>> start
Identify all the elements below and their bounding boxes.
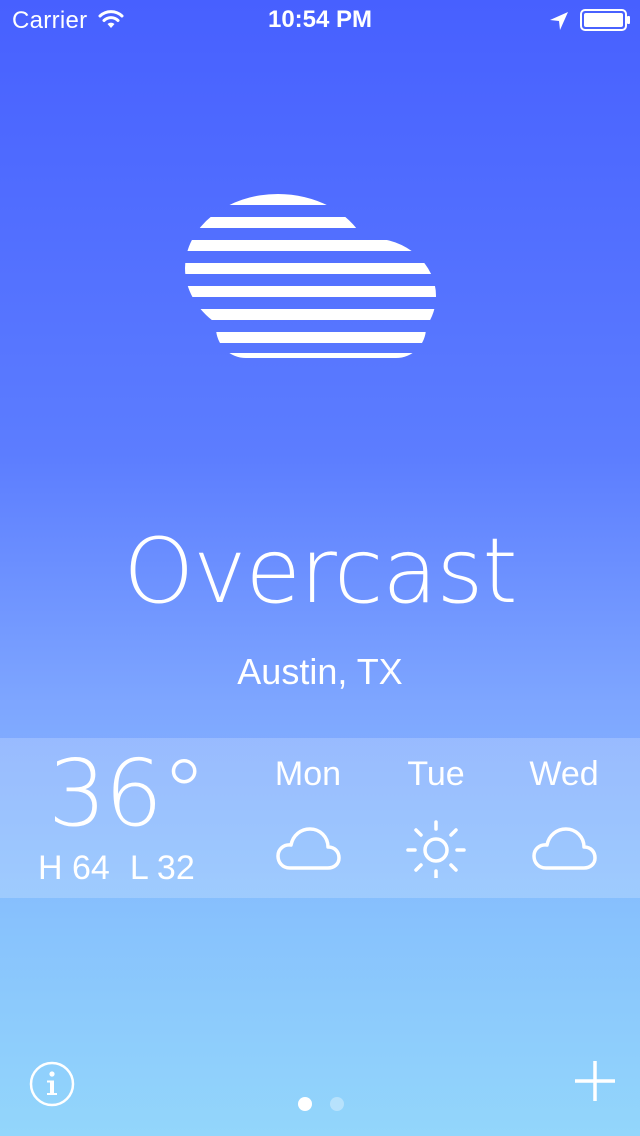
info-icon[interactable] [29, 1061, 75, 1107]
current-temperature: 36° [48, 740, 207, 847]
cloud-icon [532, 827, 597, 870]
status-clock: 10:54 PM [267, 6, 373, 33]
overcast-cloud-icon [185, 194, 436, 358]
low-temperature: L 32 [129, 849, 195, 887]
page-dot-active[interactable] [298, 1097, 312, 1111]
weather-screen: Carrier 10:54 PM Overcast Austin, TX 36°… [0, 0, 640, 1136]
status-bar: Carrier 10:54 PM [0, 0, 640, 40]
location-arrow-icon [550, 12, 568, 30]
cloud-icon [276, 827, 341, 870]
high-temperature: H 64 [38, 849, 110, 887]
high-low: H 64 L 32 [38, 846, 195, 890]
plus-icon[interactable] [572, 1058, 618, 1104]
forecast-day-label: Mon [274, 755, 342, 793]
city-label: Austin, TX [237, 651, 403, 692]
condition-title: Overcast [123, 519, 517, 624]
battery-icon [580, 9, 630, 31]
forecast-day-label: Tue [407, 755, 465, 793]
page-dot[interactable] [330, 1097, 344, 1111]
forecast-band: 36° H 64 L 32 Mon Tue Wed [0, 738, 640, 898]
page-control[interactable] [296, 1097, 348, 1111]
forecast-day-label: Wed [529, 755, 599, 793]
sun-icon [406, 820, 466, 878]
>> end
* Objective *
Reproduce the listing above verbatim, every line, but leave out the picture.

* Reply *
Identify all the elements below and their bounding boxes.
info-icon[interactable] [29, 1061, 75, 1107]
current-temperature: 36° [48, 740, 207, 847]
cloud-icon [532, 827, 597, 870]
status-clock: 10:54 PM [267, 6, 373, 33]
overcast-cloud-icon [185, 194, 436, 358]
low-temperature: L 32 [129, 849, 195, 887]
page-dot-active[interactable] [298, 1097, 312, 1111]
weather-screen: Carrier 10:54 PM Overcast Austin, TX 36°… [0, 0, 640, 1136]
status-bar: Carrier 10:54 PM [0, 0, 640, 40]
location-arrow-icon [550, 12, 568, 30]
cloud-icon [276, 827, 341, 870]
high-temperature: H 64 [38, 849, 110, 887]
high-low: H 64 L 32 [38, 846, 195, 890]
plus-icon[interactable] [572, 1058, 618, 1104]
forecast-day-label: Mon [274, 755, 342, 793]
city-label: Austin, TX [237, 651, 403, 692]
condition-title: Overcast [123, 519, 517, 624]
battery-icon [580, 9, 630, 31]
forecast-day-label: Tue [407, 755, 465, 793]
page-dot[interactable] [330, 1097, 344, 1111]
forecast-band: 36° H 64 L 32 Mon Tue Wed [0, 738, 640, 898]
page-control[interactable] [296, 1097, 348, 1111]
forecast-day-label: Wed [529, 755, 599, 793]
sun-icon [406, 820, 466, 878]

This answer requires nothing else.